**AIM OF THE TASK**
Search the listing for "Arrows" and copy every line where it appears.

start TASK INPUTS

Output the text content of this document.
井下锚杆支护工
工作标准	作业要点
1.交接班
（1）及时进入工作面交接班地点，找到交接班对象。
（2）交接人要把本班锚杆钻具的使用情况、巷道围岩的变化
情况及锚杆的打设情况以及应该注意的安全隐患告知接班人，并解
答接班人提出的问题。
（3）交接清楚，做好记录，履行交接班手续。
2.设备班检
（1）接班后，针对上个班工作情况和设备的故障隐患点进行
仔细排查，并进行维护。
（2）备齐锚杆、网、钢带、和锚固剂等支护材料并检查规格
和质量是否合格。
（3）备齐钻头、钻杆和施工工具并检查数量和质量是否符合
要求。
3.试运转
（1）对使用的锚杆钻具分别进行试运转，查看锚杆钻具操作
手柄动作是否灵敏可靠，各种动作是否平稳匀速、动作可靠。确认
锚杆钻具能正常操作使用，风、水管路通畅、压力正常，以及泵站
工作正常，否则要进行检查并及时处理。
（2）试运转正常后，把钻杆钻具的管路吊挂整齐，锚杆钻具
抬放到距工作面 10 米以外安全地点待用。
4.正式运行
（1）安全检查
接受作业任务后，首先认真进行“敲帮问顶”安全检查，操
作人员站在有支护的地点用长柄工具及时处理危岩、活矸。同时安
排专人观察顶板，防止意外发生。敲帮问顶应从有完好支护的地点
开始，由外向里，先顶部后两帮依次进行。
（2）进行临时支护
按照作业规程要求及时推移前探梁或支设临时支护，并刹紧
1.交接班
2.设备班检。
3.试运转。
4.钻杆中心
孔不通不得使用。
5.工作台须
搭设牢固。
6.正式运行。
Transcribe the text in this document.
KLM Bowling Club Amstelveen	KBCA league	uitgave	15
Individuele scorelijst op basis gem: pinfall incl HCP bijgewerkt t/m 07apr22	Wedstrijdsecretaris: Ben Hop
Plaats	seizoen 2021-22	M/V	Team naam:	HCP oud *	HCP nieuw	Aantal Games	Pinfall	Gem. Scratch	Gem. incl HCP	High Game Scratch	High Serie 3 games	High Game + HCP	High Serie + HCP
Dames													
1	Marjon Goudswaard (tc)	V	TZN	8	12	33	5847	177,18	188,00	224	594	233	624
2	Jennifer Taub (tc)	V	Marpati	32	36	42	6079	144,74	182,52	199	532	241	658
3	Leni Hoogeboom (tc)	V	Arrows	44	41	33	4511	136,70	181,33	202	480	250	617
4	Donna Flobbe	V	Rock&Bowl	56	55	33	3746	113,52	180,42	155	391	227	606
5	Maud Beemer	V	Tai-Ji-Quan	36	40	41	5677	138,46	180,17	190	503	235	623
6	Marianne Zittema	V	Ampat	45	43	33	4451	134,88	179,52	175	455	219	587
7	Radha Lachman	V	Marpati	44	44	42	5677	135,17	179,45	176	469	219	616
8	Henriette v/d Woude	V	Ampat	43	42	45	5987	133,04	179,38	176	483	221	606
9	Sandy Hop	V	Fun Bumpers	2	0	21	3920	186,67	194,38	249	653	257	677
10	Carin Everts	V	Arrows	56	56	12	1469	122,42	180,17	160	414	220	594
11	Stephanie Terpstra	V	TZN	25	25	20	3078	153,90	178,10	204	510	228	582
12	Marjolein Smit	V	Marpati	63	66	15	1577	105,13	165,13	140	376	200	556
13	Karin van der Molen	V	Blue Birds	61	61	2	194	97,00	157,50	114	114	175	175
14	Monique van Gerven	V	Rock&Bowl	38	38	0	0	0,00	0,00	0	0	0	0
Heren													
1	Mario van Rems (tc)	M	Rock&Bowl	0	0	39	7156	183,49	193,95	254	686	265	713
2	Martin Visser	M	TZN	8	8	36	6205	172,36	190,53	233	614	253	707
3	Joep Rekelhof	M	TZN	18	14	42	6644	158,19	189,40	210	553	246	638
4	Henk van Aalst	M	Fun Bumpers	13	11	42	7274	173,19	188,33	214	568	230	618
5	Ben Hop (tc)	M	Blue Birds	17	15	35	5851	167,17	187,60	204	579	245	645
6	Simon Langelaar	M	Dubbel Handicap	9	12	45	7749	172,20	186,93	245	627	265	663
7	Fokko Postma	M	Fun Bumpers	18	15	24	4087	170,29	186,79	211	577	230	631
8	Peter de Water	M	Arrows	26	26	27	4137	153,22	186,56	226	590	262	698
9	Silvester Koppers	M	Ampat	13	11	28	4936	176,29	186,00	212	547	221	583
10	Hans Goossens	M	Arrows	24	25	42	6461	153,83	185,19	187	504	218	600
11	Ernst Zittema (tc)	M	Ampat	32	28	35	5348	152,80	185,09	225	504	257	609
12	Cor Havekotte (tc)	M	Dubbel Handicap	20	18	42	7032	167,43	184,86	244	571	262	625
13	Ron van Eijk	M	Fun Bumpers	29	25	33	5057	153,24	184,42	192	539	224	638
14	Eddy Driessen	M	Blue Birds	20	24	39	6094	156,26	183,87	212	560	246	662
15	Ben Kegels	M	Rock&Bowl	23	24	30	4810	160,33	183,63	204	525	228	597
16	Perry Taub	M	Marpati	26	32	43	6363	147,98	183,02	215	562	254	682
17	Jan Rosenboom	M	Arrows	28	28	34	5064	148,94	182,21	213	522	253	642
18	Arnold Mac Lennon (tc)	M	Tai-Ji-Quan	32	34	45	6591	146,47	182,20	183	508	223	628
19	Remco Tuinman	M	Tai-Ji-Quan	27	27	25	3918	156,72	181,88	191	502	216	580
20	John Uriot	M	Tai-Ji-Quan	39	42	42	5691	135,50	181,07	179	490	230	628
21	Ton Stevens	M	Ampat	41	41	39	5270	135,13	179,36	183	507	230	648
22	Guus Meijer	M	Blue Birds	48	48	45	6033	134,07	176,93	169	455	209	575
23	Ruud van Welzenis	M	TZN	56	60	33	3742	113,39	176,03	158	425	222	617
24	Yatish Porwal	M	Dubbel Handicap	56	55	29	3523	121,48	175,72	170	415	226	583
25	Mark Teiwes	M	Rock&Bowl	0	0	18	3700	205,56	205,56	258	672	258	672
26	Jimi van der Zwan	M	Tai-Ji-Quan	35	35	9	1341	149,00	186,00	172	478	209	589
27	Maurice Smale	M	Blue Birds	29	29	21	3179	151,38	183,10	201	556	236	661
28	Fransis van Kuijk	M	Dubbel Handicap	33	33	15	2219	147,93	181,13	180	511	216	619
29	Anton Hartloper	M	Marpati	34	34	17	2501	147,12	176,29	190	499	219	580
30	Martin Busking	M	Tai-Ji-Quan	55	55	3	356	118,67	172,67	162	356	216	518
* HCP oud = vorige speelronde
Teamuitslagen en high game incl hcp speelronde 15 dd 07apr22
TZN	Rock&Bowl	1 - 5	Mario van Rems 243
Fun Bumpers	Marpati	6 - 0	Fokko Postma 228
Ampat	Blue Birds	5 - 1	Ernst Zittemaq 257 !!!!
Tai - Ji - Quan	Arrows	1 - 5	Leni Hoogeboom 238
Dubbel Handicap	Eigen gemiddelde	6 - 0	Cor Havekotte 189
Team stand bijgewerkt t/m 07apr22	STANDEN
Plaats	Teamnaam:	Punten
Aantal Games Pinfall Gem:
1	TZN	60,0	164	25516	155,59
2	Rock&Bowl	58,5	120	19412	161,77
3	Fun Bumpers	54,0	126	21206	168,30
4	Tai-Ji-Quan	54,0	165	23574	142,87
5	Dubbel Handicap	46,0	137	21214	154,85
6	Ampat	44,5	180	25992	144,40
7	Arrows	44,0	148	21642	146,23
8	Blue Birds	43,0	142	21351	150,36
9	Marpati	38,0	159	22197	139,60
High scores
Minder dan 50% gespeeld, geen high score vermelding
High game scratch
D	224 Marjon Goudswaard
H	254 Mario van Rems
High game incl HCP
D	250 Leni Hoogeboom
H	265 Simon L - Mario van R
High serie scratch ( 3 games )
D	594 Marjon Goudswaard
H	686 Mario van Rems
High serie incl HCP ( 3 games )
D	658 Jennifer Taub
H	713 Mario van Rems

end TASK INPUTS

**SOLUTION**
3	Leni Hoogeboom (tc)	V	Arrows	44	41	33	4511	136,70	181,33	202	480	250	617
10	Carin Everts	V	Arrows	56	56	12	1469	122,42	180,17	160	414	220	594
8	Peter de Water	M	Arrows	26	26	27	4137	153,22	186,56	226	590	262	698
10	Hans Goossens	M	Arrows	24	25	42	6461	153,83	185,19	187	504	218	600
17	Jan Rosenboom	M	Arrows	28	28	34	5064	148,94	182,21	213	522	253	642
Tai - Ji - Quan	Arrows	1 - 5	Leni Hoogeboom 238
7	Arrows	44,0	148	21642	146,23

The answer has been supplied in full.